REQUIRED TASK. Filter the entries, keeping every line with the word "code".

Records about charts and figures.
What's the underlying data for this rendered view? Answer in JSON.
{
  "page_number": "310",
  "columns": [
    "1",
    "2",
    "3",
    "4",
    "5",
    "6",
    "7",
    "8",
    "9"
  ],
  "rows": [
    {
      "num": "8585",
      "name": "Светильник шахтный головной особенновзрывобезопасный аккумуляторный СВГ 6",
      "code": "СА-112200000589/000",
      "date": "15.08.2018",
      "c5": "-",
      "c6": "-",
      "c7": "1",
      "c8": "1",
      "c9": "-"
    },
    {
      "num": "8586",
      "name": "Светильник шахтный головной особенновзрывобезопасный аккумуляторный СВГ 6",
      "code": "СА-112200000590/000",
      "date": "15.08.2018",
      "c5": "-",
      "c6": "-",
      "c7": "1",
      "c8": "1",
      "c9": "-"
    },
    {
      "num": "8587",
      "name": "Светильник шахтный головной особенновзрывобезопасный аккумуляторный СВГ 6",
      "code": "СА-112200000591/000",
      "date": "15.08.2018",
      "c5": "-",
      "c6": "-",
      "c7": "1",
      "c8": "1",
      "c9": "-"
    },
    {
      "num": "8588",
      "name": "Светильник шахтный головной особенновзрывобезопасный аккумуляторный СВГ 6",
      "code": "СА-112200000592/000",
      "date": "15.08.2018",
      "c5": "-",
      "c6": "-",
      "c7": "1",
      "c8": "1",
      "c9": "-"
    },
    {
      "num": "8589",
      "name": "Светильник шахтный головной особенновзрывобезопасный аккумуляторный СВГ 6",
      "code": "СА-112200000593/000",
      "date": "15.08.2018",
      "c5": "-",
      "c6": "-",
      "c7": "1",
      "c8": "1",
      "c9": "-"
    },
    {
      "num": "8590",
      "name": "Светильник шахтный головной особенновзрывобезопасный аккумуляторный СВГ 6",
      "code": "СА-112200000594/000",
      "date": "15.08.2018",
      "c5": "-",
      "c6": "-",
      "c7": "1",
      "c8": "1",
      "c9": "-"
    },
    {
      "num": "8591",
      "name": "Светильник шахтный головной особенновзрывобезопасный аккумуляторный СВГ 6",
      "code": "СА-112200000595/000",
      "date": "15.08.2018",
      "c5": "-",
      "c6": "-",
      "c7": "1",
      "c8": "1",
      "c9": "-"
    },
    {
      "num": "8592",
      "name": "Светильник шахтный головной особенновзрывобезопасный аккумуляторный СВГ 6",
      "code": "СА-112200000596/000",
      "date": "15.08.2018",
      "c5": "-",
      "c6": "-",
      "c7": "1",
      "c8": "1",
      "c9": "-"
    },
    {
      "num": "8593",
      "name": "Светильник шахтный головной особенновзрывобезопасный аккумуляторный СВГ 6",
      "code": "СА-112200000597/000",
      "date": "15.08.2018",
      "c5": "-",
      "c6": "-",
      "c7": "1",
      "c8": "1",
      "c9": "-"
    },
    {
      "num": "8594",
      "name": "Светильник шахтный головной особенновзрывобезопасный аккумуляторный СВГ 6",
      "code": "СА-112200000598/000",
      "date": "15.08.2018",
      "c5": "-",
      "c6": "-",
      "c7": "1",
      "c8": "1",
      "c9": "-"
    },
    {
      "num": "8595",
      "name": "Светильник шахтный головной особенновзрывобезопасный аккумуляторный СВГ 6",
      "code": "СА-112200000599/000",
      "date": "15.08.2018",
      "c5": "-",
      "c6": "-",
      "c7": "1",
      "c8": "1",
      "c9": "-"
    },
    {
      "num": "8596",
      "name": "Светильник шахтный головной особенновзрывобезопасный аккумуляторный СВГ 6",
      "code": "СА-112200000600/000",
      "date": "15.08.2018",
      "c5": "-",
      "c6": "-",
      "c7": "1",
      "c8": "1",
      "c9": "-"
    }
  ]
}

TASK RESPONSE.
      "code": "СА-112200000589/000",
      "code": "СА-112200000590/000",
      "code": "СА-112200000591/000",
      "code": "СА-112200000592/000",
      "code": "СА-112200000593/000",
      "code": "СА-112200000594/000",
      "code": "СА-112200000595/000",
      "code": "СА-112200000596/000",
      "code": "СА-112200000597/000",
      "code": "СА-112200000598/000",
      "code": "СА-112200000599/000",
      "code": "СА-112200000600/000",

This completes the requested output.